--- START OF Source data ---

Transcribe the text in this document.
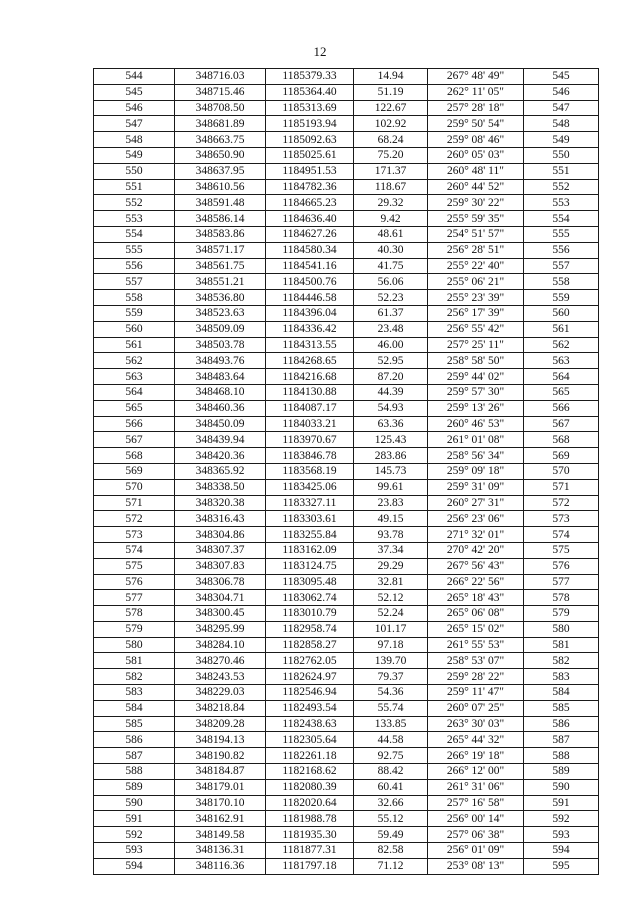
12
544	348716.03	1185379.33	14.94	267° 48' 49"	545
545	348715.46	1185364.40	51.19	262° 11' 05"	546
546	348708.50	1185313.69	122.67	257° 28' 18"	547
547	348681.89	1185193.94	102.92	259° 50' 54"	548
548	348663.75	1185092.63	68.24	259° 08' 46"	549
549	348650.90	1185025.61	75.20	260° 05' 03"	550
550	348637.95	1184951.53	171.37	260° 48' 11"	551
551	348610.56	1184782.36	118.67	260° 44' 52"	552
552	348591.48	1184665.23	29.32	259° 30' 22"	553
553	348586.14	1184636.40	9.42	255° 59' 35"	554
554	348583.86	1184627.26	48.61	254° 51' 57"	555
555	348571.17	1184580.34	40.30	256° 28' 51"	556
556	348561.75	1184541.16	41.75	255° 22' 40"	557
557	348551.21	1184500.76	56.06	255° 06' 21"	558
558	348536.80	1184446.58	52.23	255° 23' 39"	559
559	348523.63	1184396.04	61.37	256° 17' 39"	560
560	348509.09	1184336.42	23.48	256° 55' 42"	561
561	348503.78	1184313.55	46.00	257° 25' 11"	562
562	348493.76	1184268.65	52.95	258° 58' 50"	563
563	348483.64	1184216.68	87.20	259° 44' 02"	564
564	348468.10	1184130.88	44.39	259° 57' 30"	565
565	348460.36	1184087.17	54.93	259° 13' 26"	566
566	348450.09	1184033.21	63.36	260° 46' 53"	567
567	348439.94	1183970.67	125.43	261° 01' 08"	568
568	348420.36	1183846.78	283.86	258° 56' 34"	569
569	348365.92	1183568.19	145.73	259° 09' 18"	570
570	348338.50	1183425.06	99.61	259° 31' 09"	571
571	348320.38	1183327.11	23.83	260° 27' 31"	572
572	348316.43	1183303.61	49.15	256° 23' 06"	573
573	348304.86	1183255.84	93.78	271° 32' 01"	574
574	348307.37	1183162.09	37.34	270° 42' 20"	575
575	348307.83	1183124.75	29.29	267° 56' 43"	576
576	348306.78	1183095.48	32.81	266° 22' 56"	577
577	348304.71	1183062.74	52.12	265° 18' 43"	578
578	348300.45	1183010.79	52.24	265° 06' 08"	579
579	348295.99	1182958.74	101.17	265° 15' 02"	580
580	348284.10	1182858.27	97.18	261° 55' 53"	581
581	348270.46	1182762.05	139.70	258° 53' 07"	582
582	348243.53	1182624.97	79.37	259° 28' 22"	583
583	348229.03	1182546.94	54.36	259° 11' 47"	584
584	348218.84	1182493.54	55.74	260° 07' 25"	585
585	348209.28	1182438.63	133.85	263° 30' 03"	586
586	348194.13	1182305.64	44.58	265° 44' 32"	587
587	348190.82	1182261.18	92.75	266° 19' 18"	588
588	348184.87	1182168.62	88.42	266° 12' 00"	589
589	348179.01	1182080.39	60.41	261° 31' 06"	590
590	348170.10	1182020.64	32.66	257° 16' 58"	591
591	348162.91	1181988.78	55.12	256° 00' 14"	592
592	348149.58	1181935.30	59.49	257° 06' 38"	593
593	348136.31	1181877.31	82.58	256° 01' 09"	594
594	348116.36	1181797.18	71.12	253° 08' 13"	595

--- END OF Source data ---

■ Challenge
All of the data above should be transcribed verbatim, with pictures omitted.

■ Right answer
Transcribe the text in this document.
12
544	348716.03	1185379.33	14.94	267° 48' 49"	545
545	348715.46	1185364.40	51.19	262° 11' 05"	546
546	348708.50	1185313.69	122.67	257° 28' 18"	547
547	348681.89	1185193.94	102.92	259° 50' 54"	548
548	348663.75	1185092.63	68.24	259° 08' 46"	549
549	348650.90	1185025.61	75.20	260° 05' 03"	550
550	348637.95	1184951.53	171.37	260° 48' 11"	551
551	348610.56	1184782.36	118.67	260° 44' 52"	552
552	348591.48	1184665.23	29.32	259° 30' 22"	553
553	348586.14	1184636.40	9.42	255° 59' 35"	554
554	348583.86	1184627.26	48.61	254° 51' 57"	555
555	348571.17	1184580.34	40.30	256° 28' 51"	556
556	348561.75	1184541.16	41.75	255° 22' 40"	557
557	348551.21	1184500.76	56.06	255° 06' 21"	558
558	348536.80	1184446.58	52.23	255° 23' 39"	559
559	348523.63	1184396.04	61.37	256° 17' 39"	560
560	348509.09	1184336.42	23.48	256° 55' 42"	561
561	348503.78	1184313.55	46.00	257° 25' 11"	562
562	348493.76	1184268.65	52.95	258° 58' 50"	563
563	348483.64	1184216.68	87.20	259° 44' 02"	564
564	348468.10	1184130.88	44.39	259° 57' 30"	565
565	348460.36	1184087.17	54.93	259° 13' 26"	566
566	348450.09	1184033.21	63.36	260° 46' 53"	567
567	348439.94	1183970.67	125.43	261° 01' 08"	568
568	348420.36	1183846.78	283.86	258° 56' 34"	569
569	348365.92	1183568.19	145.73	259° 09' 18"	570
570	348338.50	1183425.06	99.61	259° 31' 09"	571
571	348320.38	1183327.11	23.83	260° 27' 31"	572
572	348316.43	1183303.61	49.15	256° 23' 06"	573
573	348304.86	1183255.84	93.78	271° 32' 01"	574
574	348307.37	1183162.09	37.34	270° 42' 20"	575
575	348307.83	1183124.75	29.29	267° 56' 43"	576
576	348306.78	1183095.48	32.81	266° 22' 56"	577
577	348304.71	1183062.74	52.12	265° 18' 43"	578
578	348300.45	1183010.79	52.24	265° 06' 08"	579
579	348295.99	1182958.74	101.17	265° 15' 02"	580
580	348284.10	1182858.27	97.18	261° 55' 53"	581
581	348270.46	1182762.05	139.70	258° 53' 07"	582
582	348243.53	1182624.97	79.37	259° 28' 22"	583
583	348229.03	1182546.94	54.36	259° 11' 47"	584
584	348218.84	1182493.54	55.74	260° 07' 25"	585
585	348209.28	1182438.63	133.85	263° 30' 03"	586
586	348194.13	1182305.64	44.58	265° 44' 32"	587
587	348190.82	1182261.18	92.75	266° 19' 18"	588
588	348184.87	1182168.62	88.42	266° 12' 00"	589
589	348179.01	1182080.39	60.41	261° 31' 06"	590
590	348170.10	1182020.64	32.66	257° 16' 58"	591
591	348162.91	1181988.78	55.12	256° 00' 14"	592
592	348149.58	1181935.30	59.49	257° 06' 38"	593
593	348136.31	1181877.31	82.58	256° 01' 09"	594
594	348116.36	1181797.18	71.12	253° 08' 13"	595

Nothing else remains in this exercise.